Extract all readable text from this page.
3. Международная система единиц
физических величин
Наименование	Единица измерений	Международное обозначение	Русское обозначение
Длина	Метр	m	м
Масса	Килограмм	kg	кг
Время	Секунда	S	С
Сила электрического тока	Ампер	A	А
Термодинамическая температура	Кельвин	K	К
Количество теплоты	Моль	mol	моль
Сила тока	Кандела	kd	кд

···

## [WORK TO BE COMPLETED]
Retype the entries exactly, including every line.

## [OUTPUT OF THE TASK]
Extract all readable text from this page.
3. Международная система единиц
физических величин
Наименование	Единица измерений	Международное обозначение	Русское обозначение
Длина	Метр	m	м
Масса	Килограмм	kg	кг
Время	Секунда	S	С
Сила электрического тока	Ампер	A	А
Термодинамическая температура	Кельвин	K	К
Количество теплоты	Моль	mol	моль
Сила тока	Кандела	kd	кд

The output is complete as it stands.